═══ Records for this task

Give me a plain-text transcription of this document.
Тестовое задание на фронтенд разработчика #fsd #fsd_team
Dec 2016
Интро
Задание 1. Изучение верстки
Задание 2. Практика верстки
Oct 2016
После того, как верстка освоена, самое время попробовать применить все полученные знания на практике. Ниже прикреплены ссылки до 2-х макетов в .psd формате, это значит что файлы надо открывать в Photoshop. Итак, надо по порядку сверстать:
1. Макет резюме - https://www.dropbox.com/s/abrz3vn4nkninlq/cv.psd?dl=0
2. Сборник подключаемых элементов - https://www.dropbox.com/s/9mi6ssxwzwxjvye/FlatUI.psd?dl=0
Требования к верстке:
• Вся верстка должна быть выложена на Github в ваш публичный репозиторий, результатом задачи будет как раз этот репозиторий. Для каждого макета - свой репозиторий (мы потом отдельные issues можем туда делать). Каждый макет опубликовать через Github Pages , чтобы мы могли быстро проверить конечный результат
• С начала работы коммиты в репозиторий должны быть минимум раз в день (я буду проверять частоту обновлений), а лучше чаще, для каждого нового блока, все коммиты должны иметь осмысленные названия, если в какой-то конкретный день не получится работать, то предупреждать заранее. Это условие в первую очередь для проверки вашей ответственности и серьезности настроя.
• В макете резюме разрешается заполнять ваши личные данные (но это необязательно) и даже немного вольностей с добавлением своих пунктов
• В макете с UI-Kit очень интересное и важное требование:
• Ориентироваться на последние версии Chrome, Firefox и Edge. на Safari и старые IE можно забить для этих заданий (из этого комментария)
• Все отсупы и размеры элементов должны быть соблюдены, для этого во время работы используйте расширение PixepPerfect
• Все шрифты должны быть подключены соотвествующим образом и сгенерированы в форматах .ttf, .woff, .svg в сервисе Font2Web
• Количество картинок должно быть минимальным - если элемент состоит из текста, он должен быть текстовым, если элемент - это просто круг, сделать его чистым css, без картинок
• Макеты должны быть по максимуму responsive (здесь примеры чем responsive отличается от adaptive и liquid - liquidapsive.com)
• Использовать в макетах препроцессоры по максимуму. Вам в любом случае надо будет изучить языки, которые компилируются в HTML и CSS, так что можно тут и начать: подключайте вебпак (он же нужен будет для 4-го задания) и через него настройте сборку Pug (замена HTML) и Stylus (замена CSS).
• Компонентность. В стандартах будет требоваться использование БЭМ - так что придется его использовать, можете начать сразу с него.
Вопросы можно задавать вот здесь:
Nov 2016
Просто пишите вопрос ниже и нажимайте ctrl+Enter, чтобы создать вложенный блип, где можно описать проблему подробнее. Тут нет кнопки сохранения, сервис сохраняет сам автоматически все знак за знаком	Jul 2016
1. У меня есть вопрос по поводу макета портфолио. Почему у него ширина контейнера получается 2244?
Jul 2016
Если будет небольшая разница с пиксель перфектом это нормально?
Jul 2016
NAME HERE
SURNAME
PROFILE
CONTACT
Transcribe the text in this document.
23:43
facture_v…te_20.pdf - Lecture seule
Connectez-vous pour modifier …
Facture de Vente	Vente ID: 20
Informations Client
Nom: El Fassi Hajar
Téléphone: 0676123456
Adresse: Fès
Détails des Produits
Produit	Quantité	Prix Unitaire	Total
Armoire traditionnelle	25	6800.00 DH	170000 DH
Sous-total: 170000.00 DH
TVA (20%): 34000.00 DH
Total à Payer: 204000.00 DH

══════

Exercise: Write out exactly the final stretch of the records: the line containing "Transcribe the text in this document." and every line after it, through the last, and nothing else.

Finished task:
Transcribe the text in this document.
23:43
facture_v…te_20.pdf - Lecture seule
Connectez-vous pour modifier …
Facture de Vente	Vente ID: 20
Informations Client
Nom: El Fassi Hajar
Téléphone: 0676123456
Adresse: Fès
Détails des Produits
Produit	Quantité	Prix Unitaire	Total
Armoire traditionnelle	25	6800.00 DH	170000 DH
Sous-total: 170000.00 DH
TVA (20%): 34000.00 DH
Total à Payer: 204000.00 DH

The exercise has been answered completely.